Figure collection entries
# # # # # # #

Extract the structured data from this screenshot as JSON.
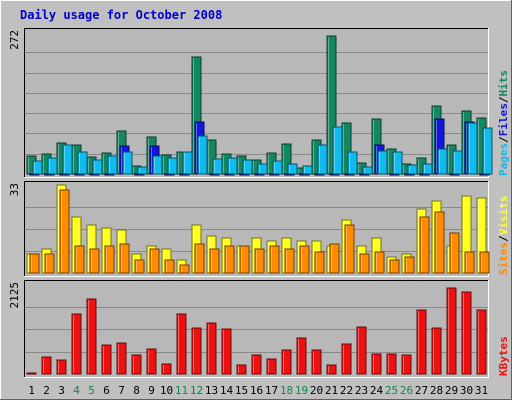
{
  "title": "Daily usage for October 2008",
  "colors": {
    "frame_bg": "#c0c0c0",
    "panel_bg": "#b8b8b8",
    "title_text": "#0000cc",
    "axis_text": "#000000",
    "weekend_text": "#118844",
    "hits": "#138860",
    "files": "#1515dd",
    "pages": "#11bbee",
    "visits": "#ffff22",
    "sites": "#ff8c00",
    "kbytes": "#ee1111"
  },
  "chart_data": [
    {
      "type": "bar",
      "panel": "top",
      "max_label": "272",
      "ylim": [
        0,
        272
      ],
      "series_labels": [
        {
          "name": "Pages",
          "color_key": "pages"
        },
        {
          "name": "Files",
          "color_key": "files"
        },
        {
          "name": "Hits",
          "color_key": "hits"
        }
      ],
      "separators": [
        "/",
        "/"
      ],
      "series": [
        {
          "name": "Hits",
          "color_key": "hits",
          "values": [
            34,
            38,
            59,
            56,
            33,
            40,
            82,
            15,
            70,
            37,
            43,
            225,
            66,
            38,
            34,
            26,
            40,
            58,
            12,
            66,
            265,
            98,
            22,
            105,
            48,
            20,
            30,
            130,
            56,
            120,
            108
          ]
        },
        {
          "name": "Files",
          "color_key": "files",
          "values": [
            0,
            0,
            0,
            0,
            0,
            0,
            54,
            0,
            54,
            0,
            0,
            100,
            0,
            0,
            0,
            0,
            0,
            0,
            0,
            0,
            0,
            0,
            0,
            55,
            0,
            0,
            0,
            105,
            0,
            100,
            0
          ]
        },
        {
          "name": "Pages",
          "color_key": "pages",
          "values": [
            25,
            30,
            55,
            42,
            26,
            35,
            42,
            13,
            35,
            31,
            42,
            72,
            28,
            30,
            27,
            20,
            25,
            20,
            15,
            55,
            90,
            42,
            14,
            45,
            43,
            18,
            20,
            48,
            45,
            98,
            88
          ]
        }
      ]
    },
    {
      "type": "bar",
      "panel": "middle",
      "max_label": "33",
      "ylim": [
        0,
        33
      ],
      "series_labels": [
        {
          "name": "Sites",
          "color_key": "sites"
        },
        {
          "name": "Visits",
          "color_key": "visits"
        }
      ],
      "separators": [
        "/"
      ],
      "series": [
        {
          "name": "Visits",
          "color_key": "visits",
          "values": [
            7,
            9,
            33,
            21,
            18,
            17,
            16,
            7,
            10,
            9,
            5,
            18,
            14,
            13,
            10,
            13,
            12,
            13,
            12,
            12,
            10,
            20,
            10,
            13,
            6,
            7,
            24,
            27,
            10,
            29,
            28
          ]
        },
        {
          "name": "Sites",
          "color_key": "sites",
          "values": [
            7,
            7,
            31,
            10,
            9,
            10,
            11,
            5,
            9,
            5,
            3,
            11,
            9,
            10,
            10,
            9,
            10,
            9,
            10,
            8,
            11,
            18,
            7,
            8,
            5,
            6,
            21,
            23,
            15,
            8,
            8
          ]
        }
      ]
    },
    {
      "type": "bar",
      "panel": "bottom",
      "max_label": "2125",
      "ylim": [
        0,
        2125
      ],
      "series_labels": [
        {
          "name": "KBytes",
          "color_key": "kbytes"
        }
      ],
      "separators": [],
      "series": [
        {
          "name": "KBytes",
          "color_key": "kbytes",
          "values": [
            20,
            400,
            340,
            1420,
            1760,
            680,
            740,
            460,
            580,
            240,
            1420,
            1080,
            1200,
            1060,
            220,
            440,
            350,
            560,
            860,
            560,
            220,
            700,
            1100,
            480,
            470,
            440,
            1520,
            1080,
            2030,
            1940,
            1520
          ]
        }
      ]
    }
  ],
  "x_labels": [
    "1",
    "2",
    "3",
    "4",
    "5",
    "6",
    "7",
    "8",
    "9",
    "10",
    "11",
    "12",
    "13",
    "14",
    "15",
    "16",
    "17",
    "18",
    "19",
    "20",
    "21",
    "22",
    "23",
    "24",
    "25",
    "26",
    "27",
    "28",
    "29",
    "30",
    "31"
  ],
  "weekend_days": [
    4,
    5,
    11,
    12,
    18,
    19,
    25,
    26
  ]
}
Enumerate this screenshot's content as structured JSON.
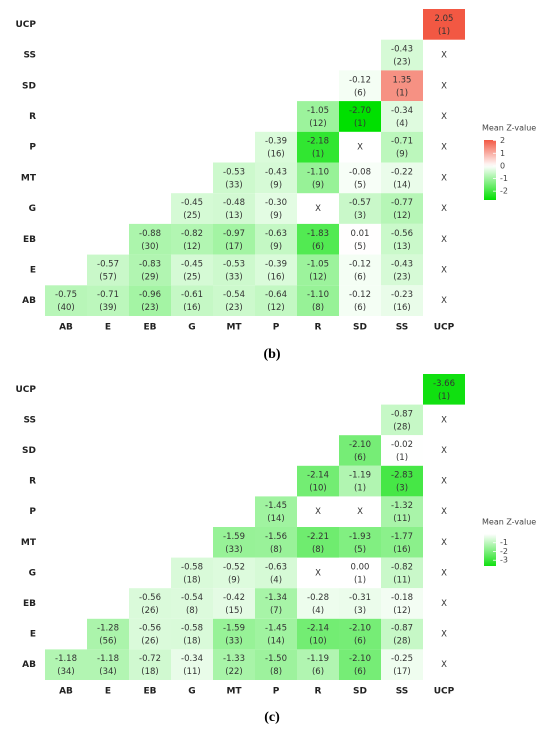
{
  "chart_data": [
    {
      "type": "heatmap",
      "label": "(b)",
      "legend_title": "Mean Z-value",
      "x_categories": [
        "AB",
        "E",
        "EB",
        "G",
        "MT",
        "P",
        "R",
        "SD",
        "SS",
        "UCP"
      ],
      "y_categories": [
        "UCP",
        "SS",
        "SD",
        "R",
        "P",
        "MT",
        "G",
        "EB",
        "E",
        "AB"
      ],
      "values": [
        [
          null,
          null,
          null,
          null,
          null,
          null,
          null,
          null,
          null,
          2.05
        ],
        [
          null,
          null,
          null,
          null,
          null,
          null,
          null,
          null,
          -0.43,
          null
        ],
        [
          null,
          null,
          null,
          null,
          null,
          null,
          null,
          -0.12,
          1.35,
          null
        ],
        [
          null,
          null,
          null,
          null,
          null,
          null,
          -1.05,
          -2.7,
          -0.34,
          null
        ],
        [
          null,
          null,
          null,
          null,
          null,
          -0.39,
          -2.18,
          null,
          -0.71,
          null
        ],
        [
          null,
          null,
          null,
          null,
          -0.53,
          -0.43,
          -1.1,
          -0.08,
          -0.22,
          null
        ],
        [
          null,
          null,
          null,
          -0.45,
          -0.48,
          -0.3,
          null,
          -0.57,
          -0.77,
          null
        ],
        [
          null,
          null,
          -0.88,
          -0.82,
          -0.97,
          -0.63,
          -1.83,
          0.01,
          -0.56,
          null
        ],
        [
          null,
          -0.57,
          -0.83,
          -0.45,
          -0.53,
          -0.39,
          -1.05,
          -0.12,
          -0.43,
          null
        ],
        [
          -0.75,
          -0.71,
          -0.96,
          -0.61,
          -0.54,
          -0.64,
          -1.1,
          -0.12,
          -0.23,
          null
        ]
      ],
      "value_labels": [
        [
          null,
          null,
          null,
          null,
          null,
          null,
          null,
          null,
          null,
          "2.05"
        ],
        [
          null,
          null,
          null,
          null,
          null,
          null,
          null,
          null,
          "-0.43",
          "X"
        ],
        [
          null,
          null,
          null,
          null,
          null,
          null,
          null,
          "-0.12",
          "1.35",
          "X"
        ],
        [
          null,
          null,
          null,
          null,
          null,
          null,
          "-1.05",
          "-2.70",
          "-0.34",
          "X"
        ],
        [
          null,
          null,
          null,
          null,
          null,
          "-0.39",
          "-2.18",
          "X",
          "-0.71",
          "X"
        ],
        [
          null,
          null,
          null,
          null,
          "-0.53",
          "-0.43",
          "-1.10",
          "-0.08",
          "-0.22",
          "X"
        ],
        [
          null,
          null,
          null,
          "-0.45",
          "-0.48",
          "-0.30",
          "X",
          "-0.57",
          "-0.77",
          "X"
        ],
        [
          null,
          null,
          "-0.88",
          "-0.82",
          "-0.97",
          "-0.63",
          "-1.83",
          "0.01",
          "-0.56",
          "X"
        ],
        [
          null,
          "-0.57",
          "-0.83",
          "-0.45",
          "-0.53",
          "-0.39",
          "-1.05",
          "-0.12",
          "-0.43",
          "X"
        ],
        [
          "-0.75",
          "-0.71",
          "-0.96",
          "-0.61",
          "-0.54",
          "-0.64",
          "-1.10",
          "-0.12",
          "-0.23",
          "X"
        ]
      ],
      "counts": [
        [
          null,
          null,
          null,
          null,
          null,
          null,
          null,
          null,
          null,
          1
        ],
        [
          null,
          null,
          null,
          null,
          null,
          null,
          null,
          null,
          23,
          null
        ],
        [
          null,
          null,
          null,
          null,
          null,
          null,
          null,
          6,
          1,
          null
        ],
        [
          null,
          null,
          null,
          null,
          null,
          null,
          12,
          1,
          4,
          null
        ],
        [
          null,
          null,
          null,
          null,
          null,
          16,
          1,
          null,
          9,
          null
        ],
        [
          null,
          null,
          null,
          null,
          33,
          9,
          9,
          5,
          14,
          null
        ],
        [
          null,
          null,
          null,
          25,
          13,
          9,
          null,
          3,
          12,
          null
        ],
        [
          null,
          null,
          30,
          12,
          17,
          9,
          6,
          5,
          13,
          null
        ],
        [
          null,
          57,
          29,
          25,
          33,
          16,
          12,
          6,
          23,
          null
        ],
        [
          40,
          39,
          23,
          16,
          23,
          12,
          8,
          6,
          16,
          null
        ]
      ],
      "count_labels": [
        [
          null,
          null,
          null,
          null,
          null,
          null,
          null,
          null,
          null,
          "(1)"
        ],
        [
          null,
          null,
          null,
          null,
          null,
          null,
          null,
          null,
          "(23)",
          null
        ],
        [
          null,
          null,
          null,
          null,
          null,
          null,
          null,
          "(6)",
          "(1)",
          null
        ],
        [
          null,
          null,
          null,
          null,
          null,
          null,
          "(12)",
          "(1)",
          "(4)",
          null
        ],
        [
          null,
          null,
          null,
          null,
          null,
          "(16)",
          "(1)",
          null,
          "(9)",
          null
        ],
        [
          null,
          null,
          null,
          null,
          "(33)",
          "(9)",
          "(9)",
          "(5)",
          "(14)",
          null
        ],
        [
          null,
          null,
          null,
          "(25)",
          "(13)",
          "(9)",
          null,
          "(3)",
          "(12)",
          null
        ],
        [
          null,
          null,
          "(30)",
          "(12)",
          "(17)",
          "(9)",
          "(6)",
          "(5)",
          "(13)",
          null
        ],
        [
          null,
          "(57)",
          "(29)",
          "(25)",
          "(33)",
          "(16)",
          "(12)",
          "(6)",
          "(23)",
          null
        ],
        [
          "(40)",
          "(39)",
          "(23)",
          "(16)",
          "(23)",
          "(12)",
          "(8)",
          "(6)",
          "(16)",
          null
        ]
      ],
      "colorlim": [
        -2.7,
        2.05
      ],
      "color_midpoint": 0,
      "colors": {
        "low": "#00e000",
        "mid": "#ffffff",
        "high": "#f25843"
      },
      "colorbar_ticks": [
        2,
        1,
        0,
        -1,
        -2
      ]
    },
    {
      "type": "heatmap",
      "label": "(c)",
      "legend_title": "Mean Z-value",
      "x_categories": [
        "AB",
        "E",
        "EB",
        "G",
        "MT",
        "P",
        "R",
        "SD",
        "SS",
        "UCP"
      ],
      "y_categories": [
        "UCP",
        "SS",
        "SD",
        "R",
        "P",
        "MT",
        "G",
        "EB",
        "E",
        "AB"
      ],
      "values": [
        [
          null,
          null,
          null,
          null,
          null,
          null,
          null,
          null,
          null,
          -3.66
        ],
        [
          null,
          null,
          null,
          null,
          null,
          null,
          null,
          null,
          -0.87,
          null
        ],
        [
          null,
          null,
          null,
          null,
          null,
          null,
          null,
          -2.1,
          -0.02,
          null
        ],
        [
          null,
          null,
          null,
          null,
          null,
          null,
          -2.14,
          -1.19,
          -2.83,
          null
        ],
        [
          null,
          null,
          null,
          null,
          null,
          -1.45,
          null,
          null,
          -1.32,
          null
        ],
        [
          null,
          null,
          null,
          null,
          -1.59,
          -1.56,
          -2.21,
          -1.93,
          -1.77,
          null
        ],
        [
          null,
          null,
          null,
          -0.58,
          -0.52,
          -0.63,
          null,
          0.0,
          -0.82,
          null
        ],
        [
          null,
          null,
          -0.56,
          -0.54,
          -0.42,
          -1.34,
          -0.28,
          -0.31,
          -0.18,
          null
        ],
        [
          null,
          -1.28,
          -0.56,
          -0.58,
          -1.59,
          -1.45,
          -2.14,
          -2.1,
          -0.87,
          null
        ],
        [
          -1.18,
          -1.18,
          -0.72,
          -0.34,
          -1.33,
          -1.5,
          -1.19,
          -2.1,
          -0.25,
          null
        ]
      ],
      "value_labels": [
        [
          null,
          null,
          null,
          null,
          null,
          null,
          null,
          null,
          null,
          "-3.66"
        ],
        [
          null,
          null,
          null,
          null,
          null,
          null,
          null,
          null,
          "-0.87",
          "X"
        ],
        [
          null,
          null,
          null,
          null,
          null,
          null,
          null,
          "-2.10",
          "-0.02",
          "X"
        ],
        [
          null,
          null,
          null,
          null,
          null,
          null,
          "-2.14",
          "-1.19",
          "-2.83",
          "X"
        ],
        [
          null,
          null,
          null,
          null,
          null,
          "-1.45",
          "X",
          "X",
          "-1.32",
          "X"
        ],
        [
          null,
          null,
          null,
          null,
          "-1.59",
          "-1.56",
          "-2.21",
          "-1.93",
          "-1.77",
          "X"
        ],
        [
          null,
          null,
          null,
          "-0.58",
          "-0.52",
          "-0.63",
          "X",
          "0.00",
          "-0.82",
          "X"
        ],
        [
          null,
          null,
          "-0.56",
          "-0.54",
          "-0.42",
          "-1.34",
          "-0.28",
          "-0.31",
          "-0.18",
          "X"
        ],
        [
          null,
          "-1.28",
          "-0.56",
          "-0.58",
          "-1.59",
          "-1.45",
          "-2.14",
          "-2.10",
          "-0.87",
          "X"
        ],
        [
          "-1.18",
          "-1.18",
          "-0.72",
          "-0.34",
          "-1.33",
          "-1.50",
          "-1.19",
          "-2.10",
          "-0.25",
          "X"
        ]
      ],
      "counts": [
        [
          null,
          null,
          null,
          null,
          null,
          null,
          null,
          null,
          null,
          1
        ],
        [
          null,
          null,
          null,
          null,
          null,
          null,
          null,
          null,
          28,
          null
        ],
        [
          null,
          null,
          null,
          null,
          null,
          null,
          null,
          6,
          1,
          null
        ],
        [
          null,
          null,
          null,
          null,
          null,
          null,
          10,
          1,
          3,
          null
        ],
        [
          null,
          null,
          null,
          null,
          null,
          14,
          null,
          null,
          11,
          null
        ],
        [
          null,
          null,
          null,
          null,
          33,
          8,
          8,
          5,
          16,
          null
        ],
        [
          null,
          null,
          null,
          18,
          9,
          4,
          null,
          1,
          11,
          null
        ],
        [
          null,
          null,
          26,
          8,
          15,
          7,
          4,
          3,
          12,
          null
        ],
        [
          null,
          56,
          26,
          18,
          33,
          14,
          10,
          6,
          28,
          null
        ],
        [
          34,
          34,
          18,
          11,
          22,
          8,
          6,
          6,
          17,
          null
        ]
      ],
      "count_labels": [
        [
          null,
          null,
          null,
          null,
          null,
          null,
          null,
          null,
          null,
          "(1)"
        ],
        [
          null,
          null,
          null,
          null,
          null,
          null,
          null,
          null,
          "(28)",
          null
        ],
        [
          null,
          null,
          null,
          null,
          null,
          null,
          null,
          "(6)",
          "(1)",
          null
        ],
        [
          null,
          null,
          null,
          null,
          null,
          null,
          "(10)",
          "(1)",
          "(3)",
          null
        ],
        [
          null,
          null,
          null,
          null,
          null,
          "(14)",
          null,
          null,
          "(11)",
          null
        ],
        [
          null,
          null,
          null,
          null,
          "(33)",
          "(8)",
          "(8)",
          "(5)",
          "(16)",
          null
        ],
        [
          null,
          null,
          null,
          "(18)",
          "(9)",
          "(4)",
          null,
          "(1)",
          "(11)",
          null
        ],
        [
          null,
          null,
          "(26)",
          "(8)",
          "(15)",
          "(7)",
          "(4)",
          "(3)",
          "(12)",
          null
        ],
        [
          null,
          "(56)",
          "(26)",
          "(18)",
          "(33)",
          "(14)",
          "(10)",
          "(6)",
          "(28)",
          null
        ],
        [
          "(34)",
          "(34)",
          "(18)",
          "(11)",
          "(22)",
          "(8)",
          "(6)",
          "(6)",
          "(17)",
          null
        ]
      ],
      "colorlim": [
        -3.66,
        0
      ],
      "colors": {
        "low": "#10e010",
        "high": "#ffffff"
      },
      "colorbar_ticks": [
        -1,
        -2,
        -3
      ]
    }
  ]
}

# # # # # # #

Goal:
Within the listing above, find every line containing the string "this" and return it.

Solution:
Extract the structured data from this screenshot as JSON.
Enumerate this screenshot's content as structured JSON.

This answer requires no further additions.